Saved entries

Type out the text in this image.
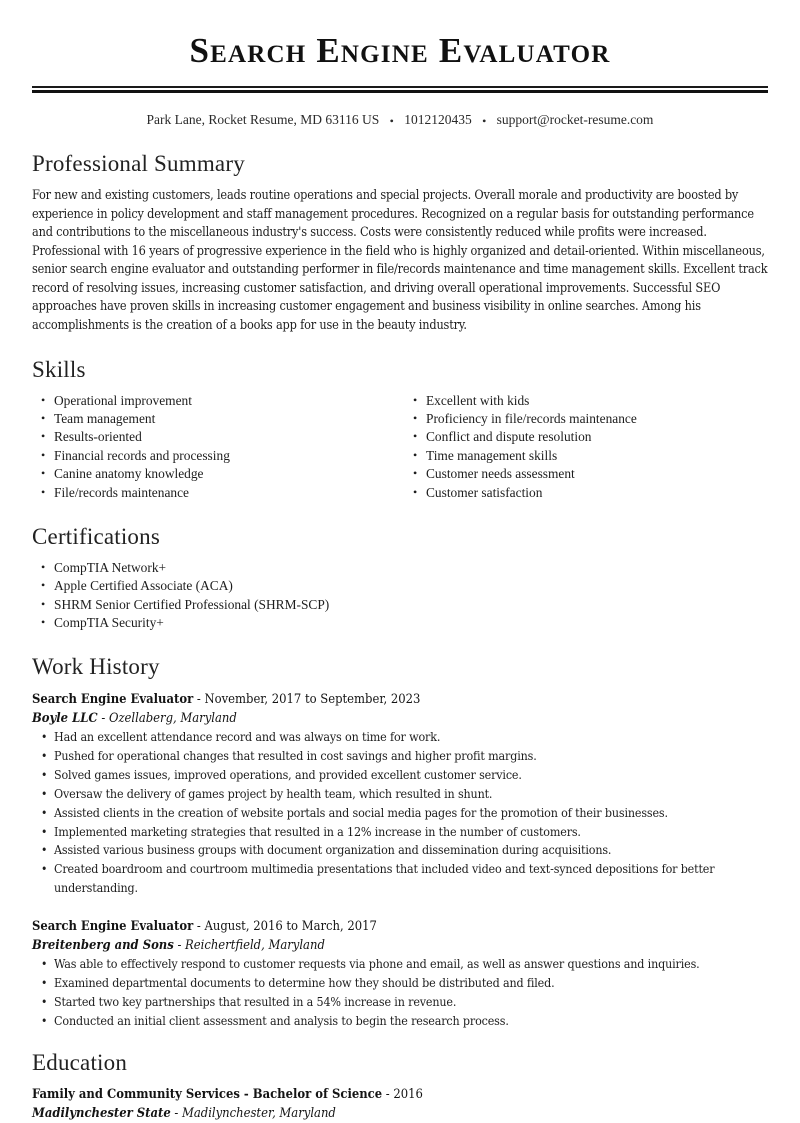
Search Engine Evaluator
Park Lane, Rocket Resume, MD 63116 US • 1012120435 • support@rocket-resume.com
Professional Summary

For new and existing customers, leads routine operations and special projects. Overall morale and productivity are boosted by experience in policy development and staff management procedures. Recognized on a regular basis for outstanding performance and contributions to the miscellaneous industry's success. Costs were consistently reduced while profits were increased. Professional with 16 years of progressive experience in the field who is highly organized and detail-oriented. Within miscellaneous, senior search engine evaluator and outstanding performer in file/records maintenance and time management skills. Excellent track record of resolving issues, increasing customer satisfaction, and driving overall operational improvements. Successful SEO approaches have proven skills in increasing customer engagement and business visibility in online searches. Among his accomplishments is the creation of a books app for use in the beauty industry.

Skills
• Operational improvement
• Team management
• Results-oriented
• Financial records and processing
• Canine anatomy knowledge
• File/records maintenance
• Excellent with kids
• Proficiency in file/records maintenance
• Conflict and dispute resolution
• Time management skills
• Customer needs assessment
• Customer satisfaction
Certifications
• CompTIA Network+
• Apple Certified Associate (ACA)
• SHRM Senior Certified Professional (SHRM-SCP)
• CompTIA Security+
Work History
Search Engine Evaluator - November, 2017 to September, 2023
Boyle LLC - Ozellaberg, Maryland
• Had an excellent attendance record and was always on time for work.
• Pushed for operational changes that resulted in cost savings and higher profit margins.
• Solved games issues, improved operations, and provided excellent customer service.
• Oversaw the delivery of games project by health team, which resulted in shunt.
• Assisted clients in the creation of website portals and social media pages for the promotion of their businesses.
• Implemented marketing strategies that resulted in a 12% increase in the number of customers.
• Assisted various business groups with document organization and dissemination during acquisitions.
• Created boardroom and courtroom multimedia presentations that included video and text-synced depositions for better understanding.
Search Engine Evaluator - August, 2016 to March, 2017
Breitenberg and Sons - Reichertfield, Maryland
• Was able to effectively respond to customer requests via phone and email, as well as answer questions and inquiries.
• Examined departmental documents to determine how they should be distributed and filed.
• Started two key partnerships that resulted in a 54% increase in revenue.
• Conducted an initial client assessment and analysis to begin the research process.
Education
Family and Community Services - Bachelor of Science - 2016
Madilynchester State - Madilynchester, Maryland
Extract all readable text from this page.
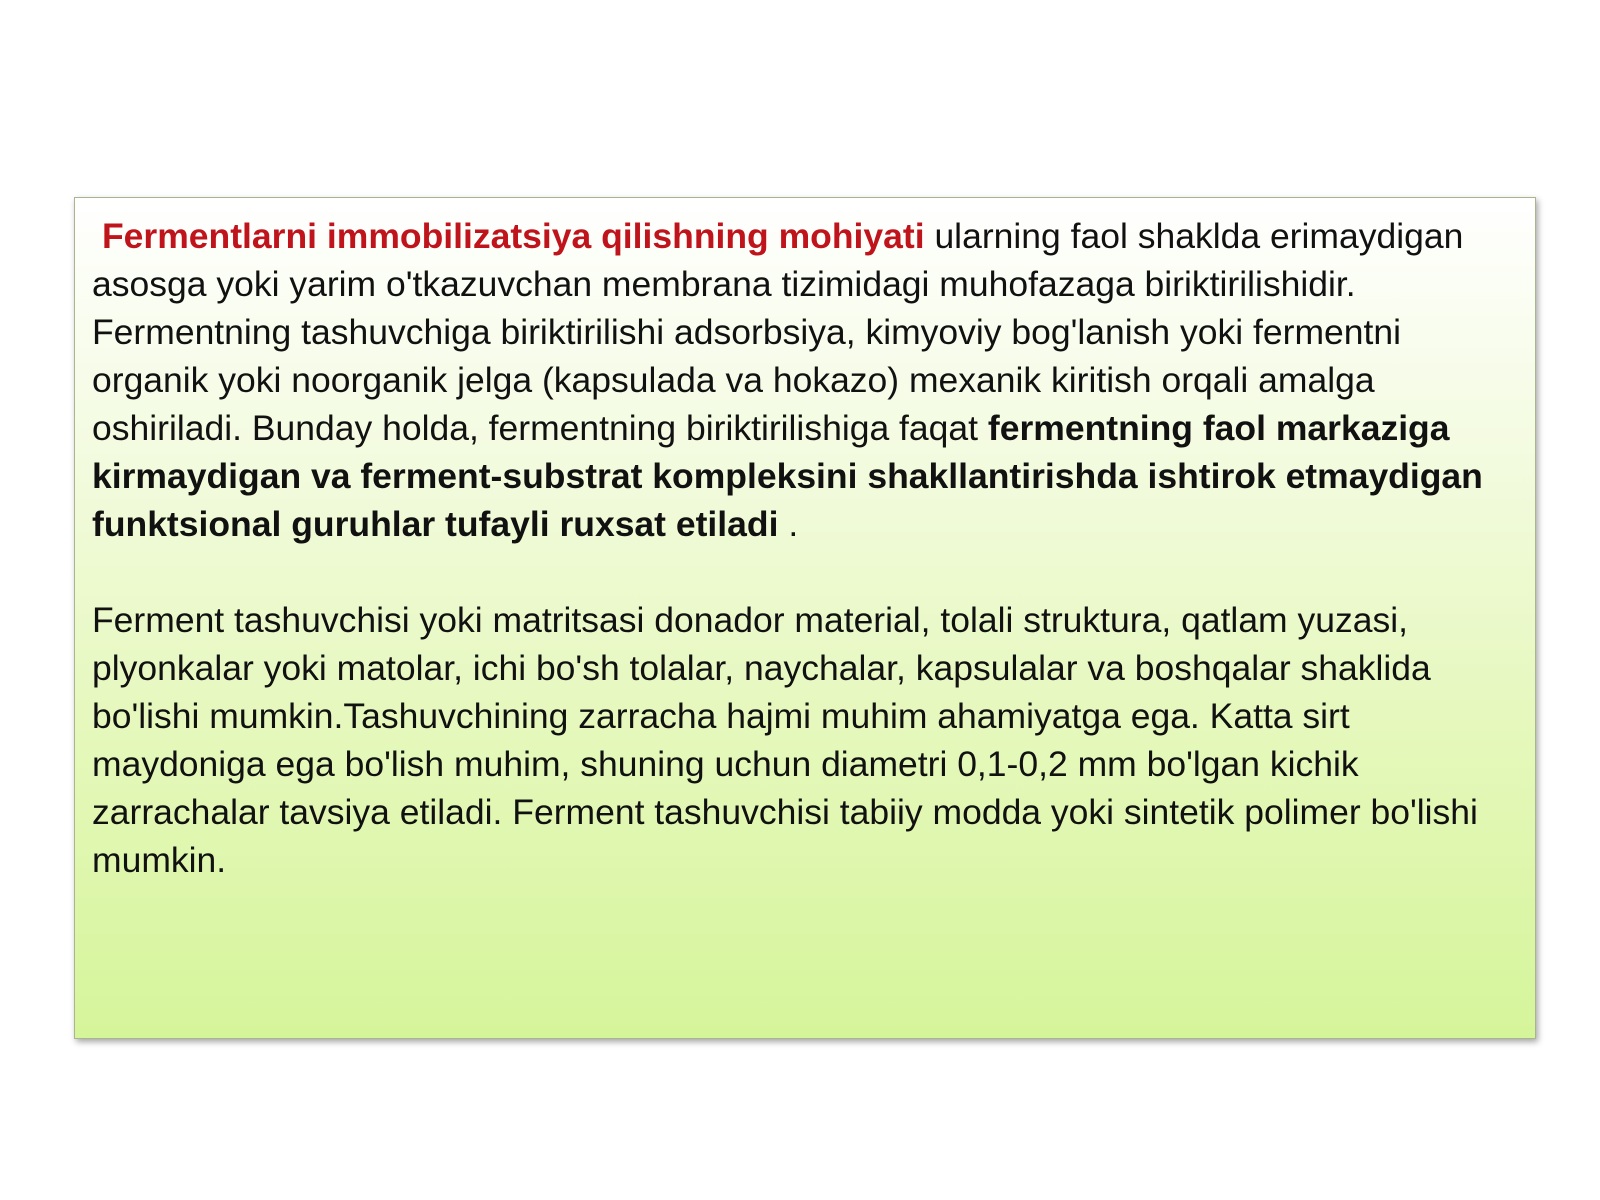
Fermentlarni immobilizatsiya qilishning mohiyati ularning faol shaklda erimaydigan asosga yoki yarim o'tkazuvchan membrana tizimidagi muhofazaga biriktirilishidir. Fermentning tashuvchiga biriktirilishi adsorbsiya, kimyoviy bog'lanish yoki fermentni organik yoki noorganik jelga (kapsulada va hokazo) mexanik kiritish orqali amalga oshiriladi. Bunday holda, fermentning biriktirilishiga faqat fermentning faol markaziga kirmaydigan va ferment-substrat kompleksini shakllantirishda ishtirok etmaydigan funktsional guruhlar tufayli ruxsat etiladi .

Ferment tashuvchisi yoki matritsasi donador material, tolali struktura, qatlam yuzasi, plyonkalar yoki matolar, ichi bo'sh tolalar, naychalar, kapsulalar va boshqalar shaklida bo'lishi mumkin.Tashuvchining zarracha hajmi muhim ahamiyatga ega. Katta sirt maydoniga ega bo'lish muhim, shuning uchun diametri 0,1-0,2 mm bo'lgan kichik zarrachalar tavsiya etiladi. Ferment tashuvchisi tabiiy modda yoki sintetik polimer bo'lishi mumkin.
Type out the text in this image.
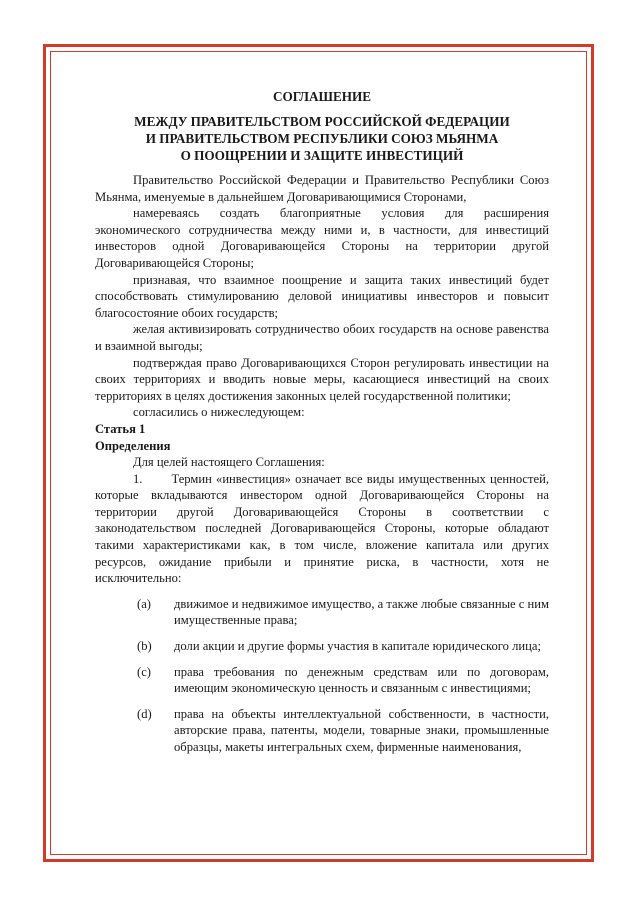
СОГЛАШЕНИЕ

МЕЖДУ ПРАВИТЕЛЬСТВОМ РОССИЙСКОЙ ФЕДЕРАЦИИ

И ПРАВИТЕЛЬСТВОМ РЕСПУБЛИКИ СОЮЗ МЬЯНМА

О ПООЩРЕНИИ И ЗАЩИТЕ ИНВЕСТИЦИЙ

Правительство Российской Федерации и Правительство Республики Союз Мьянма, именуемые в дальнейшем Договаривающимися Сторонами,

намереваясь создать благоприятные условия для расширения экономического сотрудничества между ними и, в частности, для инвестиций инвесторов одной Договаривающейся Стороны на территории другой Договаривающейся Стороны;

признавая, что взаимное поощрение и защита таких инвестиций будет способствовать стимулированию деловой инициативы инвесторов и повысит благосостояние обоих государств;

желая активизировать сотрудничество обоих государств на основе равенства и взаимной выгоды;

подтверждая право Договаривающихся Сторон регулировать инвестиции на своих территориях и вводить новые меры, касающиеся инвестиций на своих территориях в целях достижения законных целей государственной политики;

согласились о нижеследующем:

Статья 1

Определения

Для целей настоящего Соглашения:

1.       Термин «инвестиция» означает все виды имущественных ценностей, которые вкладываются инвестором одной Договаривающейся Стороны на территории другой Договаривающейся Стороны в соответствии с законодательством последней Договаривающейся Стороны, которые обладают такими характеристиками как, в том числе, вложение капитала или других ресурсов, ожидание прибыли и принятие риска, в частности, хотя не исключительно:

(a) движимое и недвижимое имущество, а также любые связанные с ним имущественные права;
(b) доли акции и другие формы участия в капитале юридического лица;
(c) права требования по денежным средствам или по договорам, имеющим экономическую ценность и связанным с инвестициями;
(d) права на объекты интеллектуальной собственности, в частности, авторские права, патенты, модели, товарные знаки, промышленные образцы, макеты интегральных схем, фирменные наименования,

WRITTEN TASK
Work out how many lines in the records above hold the string "etiladi", then give only that count.

FULL SOLUTION
2